======== EXERCISE MATERIALS ========
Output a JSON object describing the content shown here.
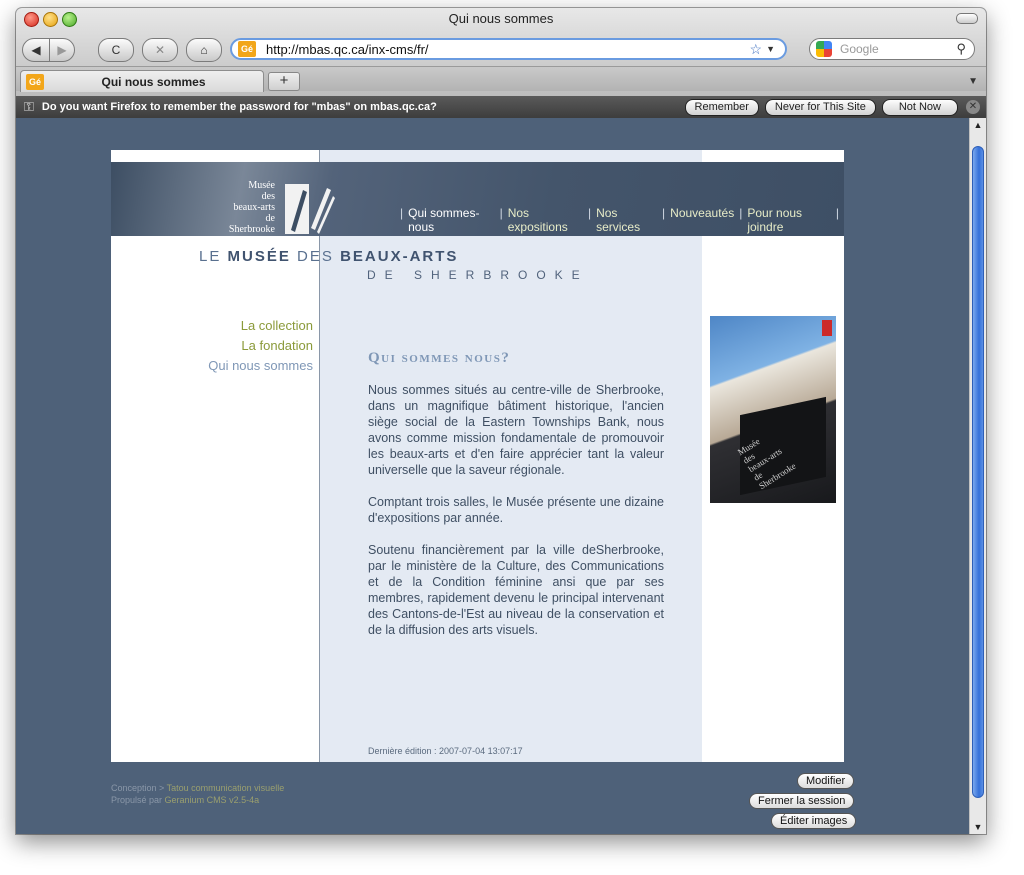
{
  "browser": {
    "window_title": "Qui nous sommes",
    "url": "http://mbas.qc.ca/inx-cms/fr/",
    "search_placeholder": "Google",
    "tab_title": "Qui nous sommes",
    "favicon_text": "Gé",
    "new_tab_label": "+",
    "nav_buttons": {
      "back": "◀",
      "forward": "▶",
      "reload": "C",
      "stop": "✕",
      "home": "⌂"
    },
    "notification": {
      "text": "Do you want Firefox to remember the password for \"mbas\" on mbas.qc.ca?",
      "remember": "Remember",
      "never": "Never for This Site",
      "not_now": "Not Now"
    }
  },
  "site": {
    "logo_lines": [
      "Musée",
      "des",
      "beaux-arts",
      "de",
      "Sherbrooke"
    ],
    "title_parts": {
      "le": "LE",
      "musee": "MUSÉE",
      "des": "DES",
      "beauxarts": "BEAUX-ARTS"
    },
    "subtitle": "DE SHERBROOKE",
    "top_nav": [
      "Qui sommes-nous",
      "Nos expositions",
      "Nos services",
      "Nouveautés",
      "Pour nous joindre"
    ],
    "side_nav": [
      "La collection",
      "La fondation",
      "Qui nous sommes"
    ],
    "heading": "Qui sommes nous?",
    "paragraphs": [
      "Nous sommes situés au centre-ville de Sherbrooke, dans un magnifique bâtiment historique, l'ancien siège social de la Eastern Townships Bank, nous avons comme mission fondamentale de promouvoir les beaux-arts et d'en faire apprécier tant la valeur universelle que la saveur régionale.",
      "Comptant trois salles, le Musée présente une dizaine d'expositions par année.",
      "Soutenu financièrement par la ville deSherbrooke, par le ministère de la Culture, des Communications et de la Condition féminine ansi que par ses membres, rapidement devenu le principal intervenant des Cantons-de-l'Est au niveau de la conservation et de la diffusion des arts visuels."
    ],
    "last_edit": "Dernière édition : 2007-07-04 13:07:17",
    "photo_sign_text": [
      "Musée",
      "des",
      "beaux-arts",
      "de",
      "Sherbrooke"
    ],
    "footer": {
      "conception_label": "Conception >",
      "conception_link": "Tatou communication visuelle",
      "powered_label": "Propulsé par",
      "powered_link": "Geranium CMS v2.5-4a"
    },
    "admin_buttons": {
      "modify": "Modifier",
      "logout": "Fermer la session",
      "edit_images": "Éditer images"
    }
  }
}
========
**EXERCISE BRIEF**
Go through the records above and copy every line with the word "mbas".

**COMPLETED EXERCISE**
    "url": "http://mbas.qc.ca/inx-cms/fr/",
      "text": "Do you want Firefox to remember the password for \"mbas\" on mbas.qc.ca?",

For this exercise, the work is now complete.